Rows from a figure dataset
--

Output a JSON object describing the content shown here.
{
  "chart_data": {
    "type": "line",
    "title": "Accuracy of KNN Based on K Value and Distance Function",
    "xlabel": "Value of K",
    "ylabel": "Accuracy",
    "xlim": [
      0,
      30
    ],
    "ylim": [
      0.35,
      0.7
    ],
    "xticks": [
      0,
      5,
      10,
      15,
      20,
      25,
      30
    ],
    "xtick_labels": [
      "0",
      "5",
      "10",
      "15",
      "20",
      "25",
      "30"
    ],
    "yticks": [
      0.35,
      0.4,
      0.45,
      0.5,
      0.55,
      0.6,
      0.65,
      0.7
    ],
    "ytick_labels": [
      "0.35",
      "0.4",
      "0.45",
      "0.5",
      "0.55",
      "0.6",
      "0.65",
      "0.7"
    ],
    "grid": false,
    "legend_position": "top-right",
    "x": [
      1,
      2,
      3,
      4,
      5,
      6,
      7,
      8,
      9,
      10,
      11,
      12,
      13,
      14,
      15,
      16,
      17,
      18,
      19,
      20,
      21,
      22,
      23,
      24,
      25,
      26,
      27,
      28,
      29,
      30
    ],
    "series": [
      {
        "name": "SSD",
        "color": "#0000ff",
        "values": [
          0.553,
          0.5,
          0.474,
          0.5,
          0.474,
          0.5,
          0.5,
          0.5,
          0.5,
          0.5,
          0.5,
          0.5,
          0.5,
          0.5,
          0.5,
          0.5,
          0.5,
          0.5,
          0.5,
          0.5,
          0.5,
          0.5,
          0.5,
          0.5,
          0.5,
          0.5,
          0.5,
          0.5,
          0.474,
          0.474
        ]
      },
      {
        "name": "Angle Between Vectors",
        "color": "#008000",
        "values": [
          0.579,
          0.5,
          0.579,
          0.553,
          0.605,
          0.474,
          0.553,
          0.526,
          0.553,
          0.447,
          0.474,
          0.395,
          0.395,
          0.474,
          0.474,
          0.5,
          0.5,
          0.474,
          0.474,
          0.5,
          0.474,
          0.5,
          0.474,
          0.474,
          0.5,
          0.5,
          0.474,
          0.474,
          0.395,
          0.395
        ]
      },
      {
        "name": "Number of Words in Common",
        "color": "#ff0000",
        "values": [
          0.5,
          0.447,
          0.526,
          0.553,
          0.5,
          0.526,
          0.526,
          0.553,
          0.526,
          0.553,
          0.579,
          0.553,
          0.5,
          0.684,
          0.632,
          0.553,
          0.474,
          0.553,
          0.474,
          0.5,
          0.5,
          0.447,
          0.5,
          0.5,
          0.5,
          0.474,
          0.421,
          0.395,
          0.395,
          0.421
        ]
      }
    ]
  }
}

--

EXERCISE OBJECTIVE — Gather all lines from the listing above in which "Accuracy" occurs.

WORKED SOLUTION —
    "title": "Accuracy of KNN Based on K Value and Distance Function",
    "ylabel": "Accuracy",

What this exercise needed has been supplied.